Extracted data entries =>
....
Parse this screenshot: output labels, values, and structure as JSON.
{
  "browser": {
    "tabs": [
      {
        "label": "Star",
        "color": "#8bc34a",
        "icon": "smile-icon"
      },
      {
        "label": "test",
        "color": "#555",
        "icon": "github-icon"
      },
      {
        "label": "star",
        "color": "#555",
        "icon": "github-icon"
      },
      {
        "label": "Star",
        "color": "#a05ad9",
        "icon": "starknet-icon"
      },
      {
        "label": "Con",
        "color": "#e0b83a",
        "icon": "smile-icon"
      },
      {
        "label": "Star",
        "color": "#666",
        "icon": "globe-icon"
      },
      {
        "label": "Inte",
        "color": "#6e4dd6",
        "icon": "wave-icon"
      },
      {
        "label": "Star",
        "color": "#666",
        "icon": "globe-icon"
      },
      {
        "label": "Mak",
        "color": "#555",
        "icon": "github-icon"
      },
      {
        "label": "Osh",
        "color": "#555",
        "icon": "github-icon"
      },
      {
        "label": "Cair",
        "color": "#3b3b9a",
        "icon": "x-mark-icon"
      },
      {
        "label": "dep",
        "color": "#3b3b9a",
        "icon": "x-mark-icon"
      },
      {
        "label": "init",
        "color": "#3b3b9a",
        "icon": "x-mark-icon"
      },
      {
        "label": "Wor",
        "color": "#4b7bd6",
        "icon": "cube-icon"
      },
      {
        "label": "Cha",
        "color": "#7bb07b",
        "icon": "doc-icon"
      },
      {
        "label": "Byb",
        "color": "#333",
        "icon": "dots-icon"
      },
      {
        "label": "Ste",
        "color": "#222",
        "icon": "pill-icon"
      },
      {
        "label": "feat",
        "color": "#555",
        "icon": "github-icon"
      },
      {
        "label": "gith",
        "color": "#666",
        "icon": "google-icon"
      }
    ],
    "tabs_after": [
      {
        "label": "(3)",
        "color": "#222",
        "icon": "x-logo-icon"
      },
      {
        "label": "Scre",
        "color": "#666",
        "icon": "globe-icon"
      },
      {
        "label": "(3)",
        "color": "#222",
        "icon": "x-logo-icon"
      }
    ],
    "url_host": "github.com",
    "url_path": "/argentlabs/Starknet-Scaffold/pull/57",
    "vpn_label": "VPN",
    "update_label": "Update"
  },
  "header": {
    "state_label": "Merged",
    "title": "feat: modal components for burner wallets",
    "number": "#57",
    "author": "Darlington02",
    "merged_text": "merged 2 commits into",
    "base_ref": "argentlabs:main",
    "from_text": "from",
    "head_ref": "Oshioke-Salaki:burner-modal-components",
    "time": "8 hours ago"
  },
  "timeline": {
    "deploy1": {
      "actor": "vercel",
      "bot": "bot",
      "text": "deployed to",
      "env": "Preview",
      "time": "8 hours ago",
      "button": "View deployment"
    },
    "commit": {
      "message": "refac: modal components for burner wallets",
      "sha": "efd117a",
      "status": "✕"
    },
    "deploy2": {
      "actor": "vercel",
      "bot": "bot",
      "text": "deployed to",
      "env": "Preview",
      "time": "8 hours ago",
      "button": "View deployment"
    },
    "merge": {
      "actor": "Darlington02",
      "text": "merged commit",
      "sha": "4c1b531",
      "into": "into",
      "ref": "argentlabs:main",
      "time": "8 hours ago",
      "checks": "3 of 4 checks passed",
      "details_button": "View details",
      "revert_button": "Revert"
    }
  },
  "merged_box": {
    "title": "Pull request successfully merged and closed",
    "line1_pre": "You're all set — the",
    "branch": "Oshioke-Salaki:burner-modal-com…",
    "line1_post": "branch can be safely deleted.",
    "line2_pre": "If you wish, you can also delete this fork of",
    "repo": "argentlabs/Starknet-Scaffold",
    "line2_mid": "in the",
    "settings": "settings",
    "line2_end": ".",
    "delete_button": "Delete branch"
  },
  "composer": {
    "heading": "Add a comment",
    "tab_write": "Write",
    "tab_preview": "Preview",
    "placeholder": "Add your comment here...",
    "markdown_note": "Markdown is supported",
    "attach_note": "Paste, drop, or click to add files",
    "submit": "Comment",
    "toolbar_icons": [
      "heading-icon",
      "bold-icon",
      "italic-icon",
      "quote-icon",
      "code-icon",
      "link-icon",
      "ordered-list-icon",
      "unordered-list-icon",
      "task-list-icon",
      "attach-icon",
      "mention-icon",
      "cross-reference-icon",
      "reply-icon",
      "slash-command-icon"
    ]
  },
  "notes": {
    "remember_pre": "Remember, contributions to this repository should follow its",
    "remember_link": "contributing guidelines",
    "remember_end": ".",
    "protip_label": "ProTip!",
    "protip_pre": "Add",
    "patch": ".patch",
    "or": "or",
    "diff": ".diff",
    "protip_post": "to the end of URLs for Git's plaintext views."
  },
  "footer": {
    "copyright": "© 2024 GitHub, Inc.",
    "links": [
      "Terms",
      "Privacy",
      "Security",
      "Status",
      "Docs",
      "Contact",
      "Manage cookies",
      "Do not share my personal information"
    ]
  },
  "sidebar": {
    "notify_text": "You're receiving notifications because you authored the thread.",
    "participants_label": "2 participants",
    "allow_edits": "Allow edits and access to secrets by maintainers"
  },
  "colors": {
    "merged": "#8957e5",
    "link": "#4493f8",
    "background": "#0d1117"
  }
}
....
Exactly reproduce every line of the data above.

SOLUTION TO THIS PROBLEM =>
Parse this screenshot: output labels, values, and structure as JSON.
{
  "browser": {
    "tabs": [
      {
        "label": "Star",
        "color": "#8bc34a",
        "icon": "smile-icon"
      },
      {
        "label": "test",
        "color": "#555",
        "icon": "github-icon"
      },
      {
        "label": "star",
        "color": "#555",
        "icon": "github-icon"
      },
      {
        "label": "Star",
        "color": "#a05ad9",
        "icon": "starknet-icon"
      },
      {
        "label": "Con",
        "color": "#e0b83a",
        "icon": "smile-icon"
      },
      {
        "label": "Star",
        "color": "#666",
        "icon": "globe-icon"
      },
      {
        "label": "Inte",
        "color": "#6e4dd6",
        "icon": "wave-icon"
      },
      {
        "label": "Star",
        "color": "#666",
        "icon": "globe-icon"
      },
      {
        "label": "Mak",
        "color": "#555",
        "icon": "github-icon"
      },
      {
        "label": "Osh",
        "color": "#555",
        "icon": "github-icon"
      },
      {
        "label": "Cair",
        "color": "#3b3b9a",
        "icon": "x-mark-icon"
      },
      {
        "label": "dep",
        "color": "#3b3b9a",
        "icon": "x-mark-icon"
      },
      {
        "label": "init",
        "color": "#3b3b9a",
        "icon": "x-mark-icon"
      },
      {
        "label": "Wor",
        "color": "#4b7bd6",
        "icon": "cube-icon"
      },
      {
        "label": "Cha",
        "color": "#7bb07b",
        "icon": "doc-icon"
      },
      {
        "label": "Byb",
        "color": "#333",
        "icon": "dots-icon"
      },
      {
        "label": "Ste",
        "color": "#222",
        "icon": "pill-icon"
      },
      {
        "label": "feat",
        "color": "#555",
        "icon": "github-icon"
      },
      {
        "label": "gith",
        "color": "#666",
        "icon": "google-icon"
      }
    ],
    "tabs_after": [
      {
        "label": "(3)",
        "color": "#222",
        "icon": "x-logo-icon"
      },
      {
        "label": "Scre",
        "color": "#666",
        "icon": "globe-icon"
      },
      {
        "label": "(3)",
        "color": "#222",
        "icon": "x-logo-icon"
      }
    ],
    "url_host": "github.com",
    "url_path": "/argentlabs/Starknet-Scaffold/pull/57",
    "vpn_label": "VPN",
    "update_label": "Update"
  },
  "header": {
    "state_label": "Merged",
    "title": "feat: modal components for burner wallets",
    "number": "#57",
    "author": "Darlington02",
    "merged_text": "merged 2 commits into",
    "base_ref": "argentlabs:main",
    "from_text": "from",
    "head_ref": "Oshioke-Salaki:burner-modal-components",
    "time": "8 hours ago"
  },
  "timeline": {
    "deploy1": {
      "actor": "vercel",
      "bot": "bot",
      "text": "deployed to",
      "env": "Preview",
      "time": "8 hours ago",
      "button": "View deployment"
    },
    "commit": {
      "message": "refac: modal components for burner wallets",
      "sha": "efd117a",
      "status": "✕"
    },
    "deploy2": {
      "actor": "vercel",
      "bot": "bot",
      "text": "deployed to",
      "env": "Preview",
      "time": "8 hours ago",
      "button": "View deployment"
    },
    "merge": {
      "actor": "Darlington02",
      "text": "merged commit",
      "sha": "4c1b531",
      "into": "into",
      "ref": "argentlabs:main",
      "time": "8 hours ago",
      "checks": "3 of 4 checks passed",
      "details_button": "View details",
      "revert_button": "Revert"
    }
  },
  "merged_box": {
    "title": "Pull request successfully merged and closed",
    "line1_pre": "You're all set — the",
    "branch": "Oshioke-Salaki:burner-modal-com…",
    "line1_post": "branch can be safely deleted.",
    "line2_pre": "If you wish, you can also delete this fork of",
    "repo": "argentlabs/Starknet-Scaffold",
    "line2_mid": "in the",
    "settings": "settings",
    "line2_end": ".",
    "delete_button": "Delete branch"
  },
  "composer": {
    "heading": "Add a comment",
    "tab_write": "Write",
    "tab_preview": "Preview",
    "placeholder": "Add your comment here...",
    "markdown_note": "Markdown is supported",
    "attach_note": "Paste, drop, or click to add files",
    "submit": "Comment",
    "toolbar_icons": [
      "heading-icon",
      "bold-icon",
      "italic-icon",
      "quote-icon",
      "code-icon",
      "link-icon",
      "ordered-list-icon",
      "unordered-list-icon",
      "task-list-icon",
      "attach-icon",
      "mention-icon",
      "cross-reference-icon",
      "reply-icon",
      "slash-command-icon"
    ]
  },
  "notes": {
    "remember_pre": "Remember, contributions to this repository should follow its",
    "remember_link": "contributing guidelines",
    "remember_end": ".",
    "protip_label": "ProTip!",
    "protip_pre": "Add",
    "patch": ".patch",
    "or": "or",
    "diff": ".diff",
    "protip_post": "to the end of URLs for Git's plaintext views."
  },
  "footer": {
    "copyright": "© 2024 GitHub, Inc.",
    "links": [
      "Terms",
      "Privacy",
      "Security",
      "Status",
      "Docs",
      "Contact",
      "Manage cookies",
      "Do not share my personal information"
    ]
  },
  "sidebar": {
    "notify_text": "You're receiving notifications because you authored the thread.",
    "participants_label": "2 participants",
    "allow_edits": "Allow edits and access to secrets by maintainers"
  },
  "colors": {
    "merged": "#8957e5",
    "link": "#4493f8",
    "background": "#0d1117"
  }
}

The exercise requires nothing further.